Here, at long last, is the Next Big Thing post from Karen Donovan!
Karen is the author of Fugitive Red (University of Massachusetts Press, 1999), which won the 1998 Juniper Prize for Poetry. Her poetry has appeared in journals such as FIELD, Seneca Review, Conduit, THE GERM: A Journal of Poetic Research, Spiral Orb,and Prime Number. She was co-editor, with Walker Rumble, of the ¶: A Magazine of Paragraphs (where Pokey was thrilled to have some work many moons ago.). She works as the marketing and communications officer for The College Crusade of Rhode Island. (BTW, in case you want to read some of Karen’s work, here’s a link to a long poem of hers at Blackbird.)
I am especially pleased to host Karen’s post here, not just beacuse she’s so smart and I admire her work, but because it just so happens that lately, Pokey’s been having conversations with her daughter like this:
Daughter: I hate bio! I hate math! Why do I have to learn this? I’m going to be an artist! I’m never going to use any of this in my real life!
(Accompanied by much waving of arms, throwing about of one’s body and slumping over the counter.)

◆ Raw data:
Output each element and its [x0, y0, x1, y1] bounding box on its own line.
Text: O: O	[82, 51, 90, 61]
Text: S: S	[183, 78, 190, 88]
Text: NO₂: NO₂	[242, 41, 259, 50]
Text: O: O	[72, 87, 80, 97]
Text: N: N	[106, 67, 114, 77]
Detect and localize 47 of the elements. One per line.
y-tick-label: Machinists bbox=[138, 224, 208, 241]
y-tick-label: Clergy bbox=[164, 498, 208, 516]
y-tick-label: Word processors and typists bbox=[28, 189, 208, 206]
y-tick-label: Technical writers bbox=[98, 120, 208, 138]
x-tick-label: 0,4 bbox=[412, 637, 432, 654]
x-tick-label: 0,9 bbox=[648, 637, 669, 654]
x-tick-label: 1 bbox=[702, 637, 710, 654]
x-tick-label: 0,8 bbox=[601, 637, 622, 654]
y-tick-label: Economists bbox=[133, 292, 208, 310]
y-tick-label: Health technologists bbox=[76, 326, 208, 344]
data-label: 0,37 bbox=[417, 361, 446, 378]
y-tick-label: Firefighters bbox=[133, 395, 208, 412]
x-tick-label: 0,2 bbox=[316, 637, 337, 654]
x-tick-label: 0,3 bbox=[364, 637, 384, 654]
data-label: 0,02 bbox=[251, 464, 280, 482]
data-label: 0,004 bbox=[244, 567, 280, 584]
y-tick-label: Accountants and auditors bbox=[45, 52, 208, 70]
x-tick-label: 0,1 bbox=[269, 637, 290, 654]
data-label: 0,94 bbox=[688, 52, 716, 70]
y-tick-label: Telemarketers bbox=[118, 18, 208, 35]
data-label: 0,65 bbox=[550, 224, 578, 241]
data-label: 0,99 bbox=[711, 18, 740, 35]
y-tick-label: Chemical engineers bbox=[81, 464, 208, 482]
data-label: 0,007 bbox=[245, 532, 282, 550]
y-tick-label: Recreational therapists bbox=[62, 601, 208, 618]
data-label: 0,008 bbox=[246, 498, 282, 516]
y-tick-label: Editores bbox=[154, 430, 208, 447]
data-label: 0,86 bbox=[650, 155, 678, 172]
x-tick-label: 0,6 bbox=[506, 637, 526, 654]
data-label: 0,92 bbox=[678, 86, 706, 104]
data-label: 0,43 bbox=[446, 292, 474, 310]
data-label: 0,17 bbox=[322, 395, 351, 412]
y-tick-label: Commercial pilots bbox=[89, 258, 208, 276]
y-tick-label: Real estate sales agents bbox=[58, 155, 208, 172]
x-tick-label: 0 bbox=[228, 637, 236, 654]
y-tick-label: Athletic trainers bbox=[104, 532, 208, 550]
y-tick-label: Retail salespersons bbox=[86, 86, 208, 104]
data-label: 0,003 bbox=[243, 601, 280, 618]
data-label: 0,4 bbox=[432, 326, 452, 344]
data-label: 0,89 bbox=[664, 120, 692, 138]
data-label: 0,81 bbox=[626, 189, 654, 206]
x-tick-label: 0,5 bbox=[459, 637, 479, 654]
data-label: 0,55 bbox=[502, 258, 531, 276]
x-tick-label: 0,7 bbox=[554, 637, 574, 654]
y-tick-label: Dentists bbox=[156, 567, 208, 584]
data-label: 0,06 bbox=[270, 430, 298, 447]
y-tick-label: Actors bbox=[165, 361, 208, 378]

◆ What to produce:
Quote the whole passage introducing Karen Donovan word for word. The listing can be set aside; none of the work here draws on it.

◆ Your solution:
Here, at long last, is the Next Big Thing post from Karen Donovan!
Karen is the author of Fugitive Red (University of Massachusetts Press, 1999), which won the 1998 Juniper Prize for Poetry. Her poetry has appeared in journals such as FIELD, Seneca Review, Conduit, THE GERM: A Journal of Poetic Research, Spiral Orb,and Prime Number. She was co-editor, with Walker Rumble, of the ¶: A Magazine of Paragraphs (where Pokey was thrilled to have some work many moons ago.). She works as the marketing and communications officer for The College Crusade of Rhode Island. (BTW, in case you want to read some of Karen’s work, here’s a link to a long poem of hers at Blackbird.)
I am especially pleased to host Karen’s post here, not just beacuse she’s so smart and I admire her work, but because it just so happens that lately, Pokey’s been having conversations with her daughter like this:
Daughter: I hate bio! I hate math! Why do I have to learn this? I’m going to be an artist! I’m never going to use any of this in my real life!
(Accompanied by much waving of arms, throwing about of one’s body and slumping over the counter.)